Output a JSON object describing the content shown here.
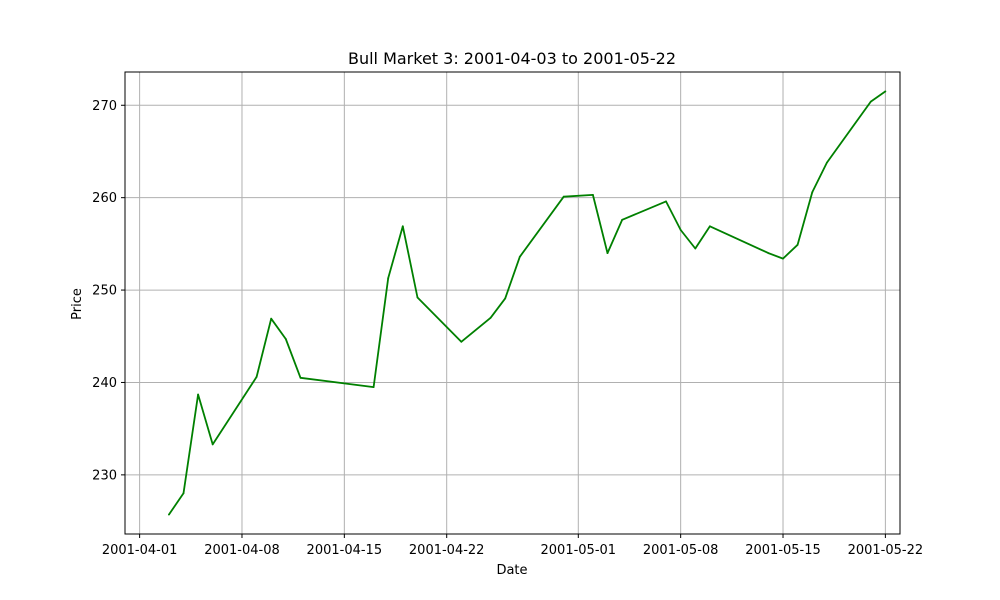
{
  "chart_data": {
    "type": "line",
    "title": "Bull Market 3: 2001-04-03 to 2001-05-22",
    "xlabel": "Date",
    "ylabel": "Price",
    "grid": true,
    "line_color": "#008000",
    "x_ticks": [
      "2001-04-01",
      "2001-04-08",
      "2001-04-15",
      "2001-04-22",
      "2001-05-01",
      "2001-05-08",
      "2001-05-15",
      "2001-05-22"
    ],
    "y_ticks": [
      230,
      240,
      250,
      260,
      270
    ],
    "xlim": [
      "2001-03-31",
      "2001-05-23"
    ],
    "ylim": [
      223.6,
      273.6
    ],
    "series": [
      {
        "x": [
          "2001-04-03",
          "2001-04-04",
          "2001-04-05",
          "2001-04-06",
          "2001-04-09",
          "2001-04-10",
          "2001-04-11",
          "2001-04-12",
          "2001-04-17",
          "2001-04-18",
          "2001-04-19",
          "2001-04-20",
          "2001-04-23",
          "2001-04-25",
          "2001-04-26",
          "2001-04-27",
          "2001-04-30",
          "2001-05-02",
          "2001-05-03",
          "2001-05-04",
          "2001-05-07",
          "2001-05-08",
          "2001-05-09",
          "2001-05-10",
          "2001-05-14",
          "2001-05-15",
          "2001-05-16",
          "2001-05-17",
          "2001-05-18",
          "2001-05-21",
          "2001-05-22"
        ],
        "y": [
          225.7,
          228.0,
          238.7,
          233.3,
          240.6,
          246.9,
          244.7,
          240.5,
          239.5,
          251.3,
          256.9,
          249.2,
          244.4,
          247.0,
          249.1,
          253.6,
          260.1,
          260.3,
          254.0,
          257.6,
          259.6,
          256.5,
          254.5,
          256.9,
          254.0,
          253.4,
          254.9,
          260.6,
          263.8,
          270.4,
          271.5
        ]
      }
    ]
  }
}
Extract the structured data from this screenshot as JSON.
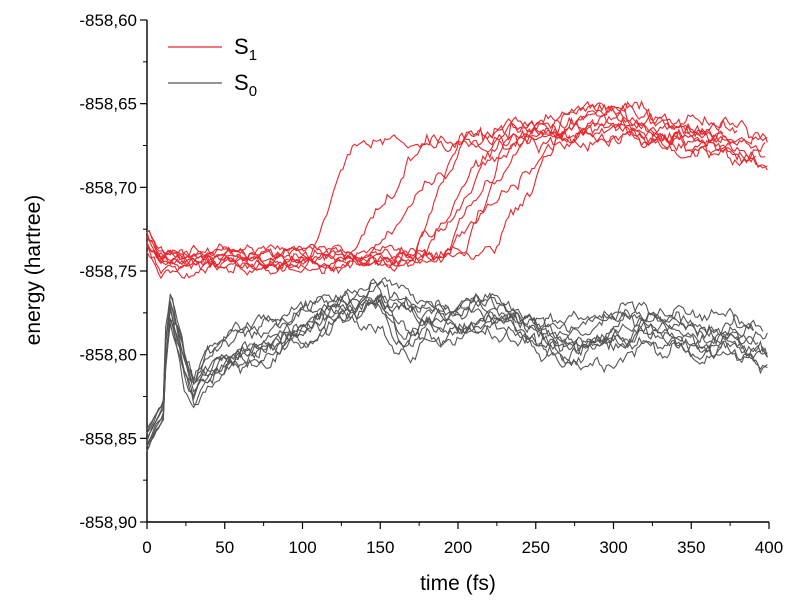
{
  "chart_data": {
    "type": "line",
    "title": "",
    "xlabel": "time (fs)",
    "ylabel": "energy (hartree)",
    "xlim": [
      0,
      400
    ],
    "ylim": [
      -858.9,
      -858.6
    ],
    "x_ticks": [
      0,
      50,
      100,
      150,
      200,
      250,
      300,
      350,
      400
    ],
    "x_tick_labels": [
      "0",
      "50",
      "100",
      "150",
      "200",
      "250",
      "300",
      "350",
      "400"
    ],
    "y_ticks": [
      -858.9,
      -858.85,
      -858.8,
      -858.75,
      -858.7,
      -858.65,
      -858.6
    ],
    "y_tick_labels": [
      "-858,90",
      "-858,85",
      "-858,80",
      "-858,75",
      "-858,70",
      "-858,65",
      "-858,60"
    ],
    "grid": false,
    "legend_position": "top-left",
    "series": [
      {
        "name": "S1",
        "label_main": "S",
        "label_sub": "1",
        "color": "#e8262c",
        "description": "approximately 10 trajectories; hop to the excited-state plateau at different times",
        "x": [
          0,
          5,
          10,
          20,
          40,
          60,
          80,
          100,
          110,
          120,
          130,
          140,
          150,
          160,
          170,
          180,
          190,
          200,
          210,
          220,
          230,
          240,
          250,
          260,
          270,
          280,
          300,
          320,
          340,
          360,
          380,
          400
        ],
        "values": [
          -858.728,
          -858.745,
          -858.744,
          -858.742,
          -858.742,
          -858.742,
          -858.743,
          -858.743,
          -858.743,
          -858.743,
          -858.743,
          -858.74,
          -858.735,
          -858.728,
          -858.716,
          -858.705,
          -858.695,
          -858.689,
          -858.684,
          -858.681,
          -858.674,
          -858.668,
          -858.666,
          -858.665,
          -858.664,
          -858.663,
          -858.661,
          -858.664,
          -858.668,
          -858.671,
          -858.675,
          -858.678
        ]
      },
      {
        "name": "S0",
        "label_main": "S",
        "label_sub": "0",
        "color": "#555555",
        "description": "approximately 10 trajectories in the ground state",
        "x": [
          0,
          5,
          10,
          15,
          20,
          25,
          30,
          40,
          50,
          60,
          80,
          100,
          120,
          140,
          150,
          160,
          170,
          180,
          200,
          220,
          240,
          260,
          280,
          300,
          320,
          340,
          360,
          380,
          400
        ],
        "values": [
          -858.855,
          -858.842,
          -858.815,
          -858.772,
          -858.79,
          -858.81,
          -858.82,
          -858.808,
          -858.8,
          -858.795,
          -858.79,
          -858.785,
          -858.776,
          -858.768,
          -858.765,
          -858.77,
          -858.775,
          -858.778,
          -858.78,
          -858.776,
          -858.782,
          -858.79,
          -858.792,
          -858.788,
          -858.783,
          -858.786,
          -858.79,
          -858.792,
          -858.795
        ]
      }
    ]
  }
}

--------------------------------

▸ **Problem**
Omit every picture, then repeat the remaining data exactly as it appears above.

▸ **Response**
Output a JSON object describing the content shown here.
{
  "chart_data": {
    "type": "line",
    "title": "Bull Market 3: 2001-04-03 to 2001-05-22",
    "xlabel": "Date",
    "ylabel": "Price",
    "grid": true,
    "line_color": "#008000",
    "x_ticks": [
      "2001-04-01",
      "2001-04-08",
      "2001-04-15",
      "2001-04-22",
      "2001-05-01",
      "2001-05-08",
      "2001-05-15",
      "2001-05-22"
    ],
    "y_ticks": [
      230,
      240,
      250,
      260,
      270
    ],
    "xlim": [
      "2001-03-31",
      "2001-05-23"
    ],
    "ylim": [
      223.6,
      273.6
    ],
    "series": [
      {
        "x": [
          "2001-04-03",
          "2001-04-04",
          "2001-04-05",
          "2001-04-06",
          "2001-04-09",
          "2001-04-10",
          "2001-04-11",
          "2001-04-12",
          "2001-04-17",
          "2001-04-18",
          "2001-04-19",
          "2001-04-20",
          "2001-04-23",
          "2001-04-25",
          "2001-04-26",
          "2001-04-27",
          "2001-04-30",
          "2001-05-02",
          "2001-05-03",
          "2001-05-04",
          "2001-05-07",
          "2001-05-08",
          "2001-05-09",
          "2001-05-10",
          "2001-05-14",
          "2001-05-15",
          "2001-05-16",
          "2001-05-17",
          "2001-05-18",
          "2001-05-21",
          "2001-05-22"
        ],
        "y": [
          225.7,
          228.0,
          238.7,
          233.3,
          240.6,
          246.9,
          244.7,
          240.5,
          239.5,
          251.3,
          256.9,
          249.2,
          244.4,
          247.0,
          249.1,
          253.6,
          260.1,
          260.3,
          254.0,
          257.6,
          259.6,
          256.5,
          254.5,
          256.9,
          254.0,
          253.4,
          254.9,
          260.6,
          263.8,
          270.4,
          271.5
        ]
      }
    ]
  }
}
Extract the structured data from this screenshot as JSON.
{
  "chart_data": {
    "type": "line",
    "title": "",
    "xlabel": "time (fs)",
    "ylabel": "energy (hartree)",
    "xlim": [
      0,
      400
    ],
    "ylim": [
      -858.9,
      -858.6
    ],
    "x_ticks": [
      0,
      50,
      100,
      150,
      200,
      250,
      300,
      350,
      400
    ],
    "x_tick_labels": [
      "0",
      "50",
      "100",
      "150",
      "200",
      "250",
      "300",
      "350",
      "400"
    ],
    "y_ticks": [
      -858.9,
      -858.85,
      -858.8,
      -858.75,
      -858.7,
      -858.65,
      -858.6
    ],
    "y_tick_labels": [
      "-858,90",
      "-858,85",
      "-858,80",
      "-858,75",
      "-858,70",
      "-858,65",
      "-858,60"
    ],
    "grid": false,
    "legend_position": "top-left",
    "series": [
      {
        "name": "S1",
        "label_main": "S",
        "label_sub": "1",
        "color": "#e8262c",
        "description": "approximately 10 trajectories; hop to the excited-state plateau at different times",
        "x": [
          0,
          5,
          10,
          20,
          40,
          60,
          80,
          100,
          110,
          120,
          130,
          140,
          150,
          160,
          170,
          180,
          190,
          200,
          210,
          220,
          230,
          240,
          250,
          260,
          270,
          280,
          300,
          320,
          340,
          360,
          380,
          400
        ],
        "values": [
          -858.728,
          -858.745,
          -858.744,
          -858.742,
          -858.742,
          -858.742,
          -858.743,
          -858.743,
          -858.743,
          -858.743,
          -858.743,
          -858.74,
          -858.735,
          -858.728,
          -858.716,
          -858.705,
          -858.695,
          -858.689,
          -858.684,
          -858.681,
          -858.674,
          -858.668,
          -858.666,
          -858.665,
          -858.664,
          -858.663,
          -858.661,
          -858.664,
          -858.668,
          -858.671,
          -858.675,
          -858.678
        ]
      },
      {
        "name": "S0",
        "label_main": "S",
        "label_sub": "0",
        "color": "#555555",
        "description": "approximately 10 trajectories in the ground state",
        "x": [
          0,
          5,
          10,
          15,
          20,
          25,
          30,
          40,
          50,
          60,
          80,
          100,
          120,
          140,
          150,
          160,
          170,
          180,
          200,
          220,
          240,
          260,
          280,
          300,
          320,
          340,
          360,
          380,
          400
        ],
        "values": [
          -858.855,
          -858.842,
          -858.815,
          -858.772,
          -858.79,
          -858.81,
          -858.82,
          -858.808,
          -858.8,
          -858.795,
          -858.79,
          -858.785,
          -858.776,
          -858.768,
          -858.765,
          -858.77,
          -858.775,
          -858.778,
          -858.78,
          -858.776,
          -858.782,
          -858.79,
          -858.792,
          -858.788,
          -858.783,
          -858.786,
          -858.79,
          -858.792,
          -858.795
        ]
      }
    ]
  }
}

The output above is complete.